▸ PROBLEM REQUIREMENTS: Your task is to repeat the lines below exactly, excluding any pictures they contain.

▸ INPUT:
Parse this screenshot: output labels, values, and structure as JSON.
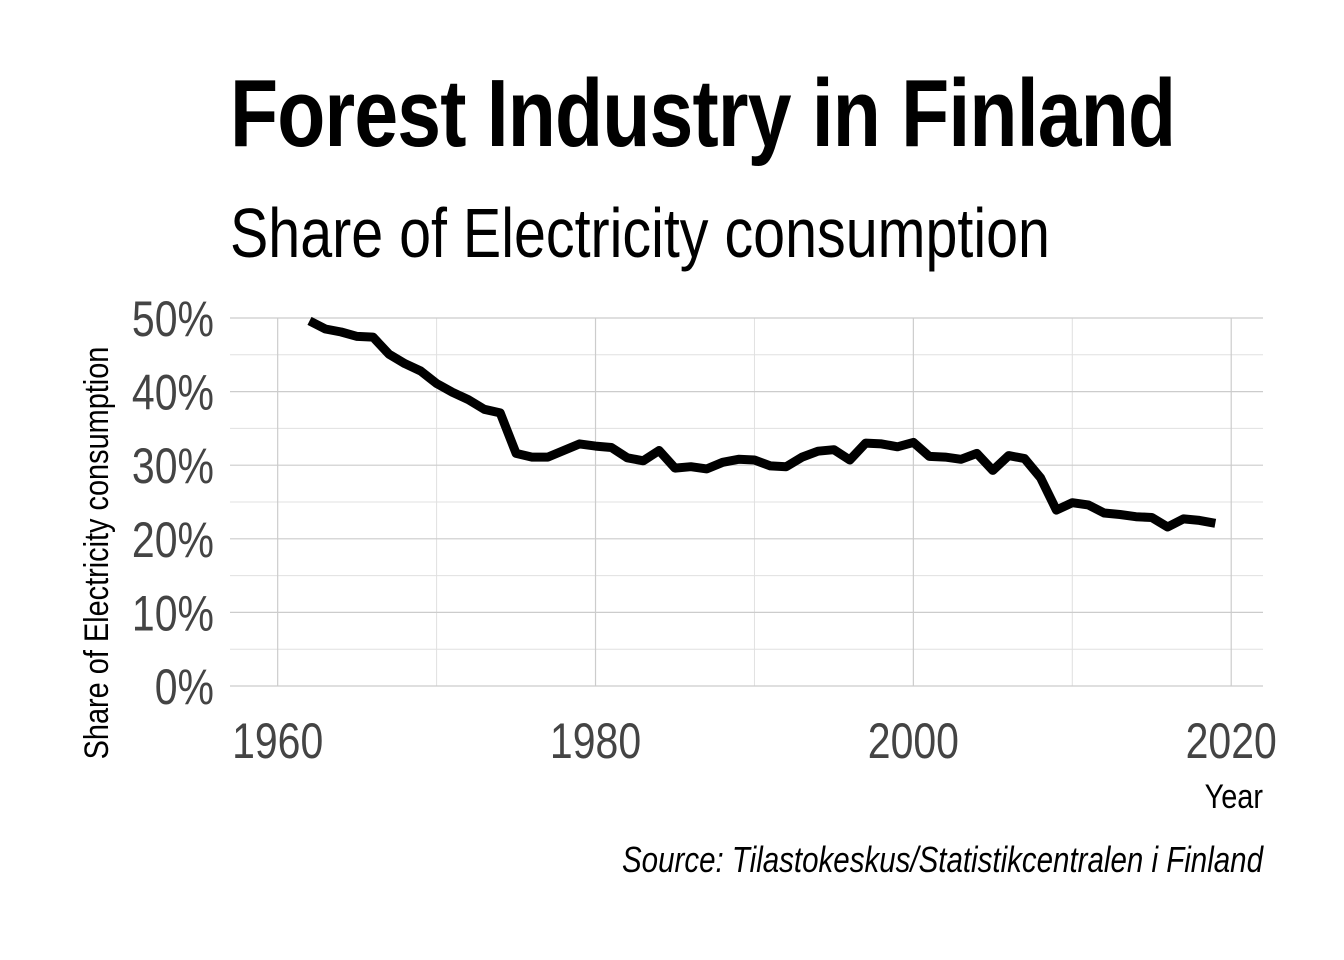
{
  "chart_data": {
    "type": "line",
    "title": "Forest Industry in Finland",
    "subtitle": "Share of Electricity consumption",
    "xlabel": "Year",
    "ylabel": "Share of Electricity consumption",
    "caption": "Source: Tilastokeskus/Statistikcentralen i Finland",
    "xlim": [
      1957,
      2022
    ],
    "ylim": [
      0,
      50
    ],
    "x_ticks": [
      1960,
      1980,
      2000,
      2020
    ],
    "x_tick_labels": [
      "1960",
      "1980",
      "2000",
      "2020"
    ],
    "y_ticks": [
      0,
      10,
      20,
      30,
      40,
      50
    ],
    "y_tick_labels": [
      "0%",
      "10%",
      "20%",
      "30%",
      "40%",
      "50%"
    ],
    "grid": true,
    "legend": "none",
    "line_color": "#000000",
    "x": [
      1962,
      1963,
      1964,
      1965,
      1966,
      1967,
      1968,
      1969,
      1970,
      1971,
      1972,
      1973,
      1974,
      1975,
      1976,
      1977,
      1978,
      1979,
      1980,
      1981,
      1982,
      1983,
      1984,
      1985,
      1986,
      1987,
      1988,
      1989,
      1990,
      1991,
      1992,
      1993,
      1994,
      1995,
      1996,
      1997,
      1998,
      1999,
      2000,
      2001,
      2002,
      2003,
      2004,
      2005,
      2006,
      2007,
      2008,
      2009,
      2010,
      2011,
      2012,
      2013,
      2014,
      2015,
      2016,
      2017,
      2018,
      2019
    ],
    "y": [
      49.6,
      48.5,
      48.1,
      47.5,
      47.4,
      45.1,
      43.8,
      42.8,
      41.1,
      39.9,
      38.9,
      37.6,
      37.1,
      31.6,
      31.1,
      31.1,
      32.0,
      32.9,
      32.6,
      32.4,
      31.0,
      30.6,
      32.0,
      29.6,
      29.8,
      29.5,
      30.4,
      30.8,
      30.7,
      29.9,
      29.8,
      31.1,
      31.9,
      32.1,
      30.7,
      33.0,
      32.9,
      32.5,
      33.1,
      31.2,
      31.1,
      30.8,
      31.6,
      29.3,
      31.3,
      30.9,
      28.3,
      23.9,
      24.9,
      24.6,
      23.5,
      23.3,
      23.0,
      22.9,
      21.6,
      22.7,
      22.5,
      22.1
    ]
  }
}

▸ WRITTEN RESPONSE:
Parse this screenshot: output labels, values, and structure as JSON.
{
  "chart_data": {
    "type": "line",
    "title": "Forest Industry in Finland",
    "subtitle": "Share of Electricity consumption",
    "xlabel": "Year",
    "ylabel": "Share of Electricity consumption",
    "caption": "Source: Tilastokeskus/Statistikcentralen i Finland",
    "xlim": [
      1957,
      2022
    ],
    "ylim": [
      0,
      50
    ],
    "x_ticks": [
      1960,
      1980,
      2000,
      2020
    ],
    "x_tick_labels": [
      "1960",
      "1980",
      "2000",
      "2020"
    ],
    "y_ticks": [
      0,
      10,
      20,
      30,
      40,
      50
    ],
    "y_tick_labels": [
      "0%",
      "10%",
      "20%",
      "30%",
      "40%",
      "50%"
    ],
    "grid": true,
    "legend": "none",
    "line_color": "#000000",
    "x": [
      1962,
      1963,
      1964,
      1965,
      1966,
      1967,
      1968,
      1969,
      1970,
      1971,
      1972,
      1973,
      1974,
      1975,
      1976,
      1977,
      1978,
      1979,
      1980,
      1981,
      1982,
      1983,
      1984,
      1985,
      1986,
      1987,
      1988,
      1989,
      1990,
      1991,
      1992,
      1993,
      1994,
      1995,
      1996,
      1997,
      1998,
      1999,
      2000,
      2001,
      2002,
      2003,
      2004,
      2005,
      2006,
      2007,
      2008,
      2009,
      2010,
      2011,
      2012,
      2013,
      2014,
      2015,
      2016,
      2017,
      2018,
      2019
    ],
    "y": [
      49.6,
      48.5,
      48.1,
      47.5,
      47.4,
      45.1,
      43.8,
      42.8,
      41.1,
      39.9,
      38.9,
      37.6,
      37.1,
      31.6,
      31.1,
      31.1,
      32.0,
      32.9,
      32.6,
      32.4,
      31.0,
      30.6,
      32.0,
      29.6,
      29.8,
      29.5,
      30.4,
      30.8,
      30.7,
      29.9,
      29.8,
      31.1,
      31.9,
      32.1,
      30.7,
      33.0,
      32.9,
      32.5,
      33.1,
      31.2,
      31.1,
      30.8,
      31.6,
      29.3,
      31.3,
      30.9,
      28.3,
      23.9,
      24.9,
      24.6,
      23.5,
      23.3,
      23.0,
      22.9,
      21.6,
      22.7,
      22.5,
      22.1
    ]
  }
}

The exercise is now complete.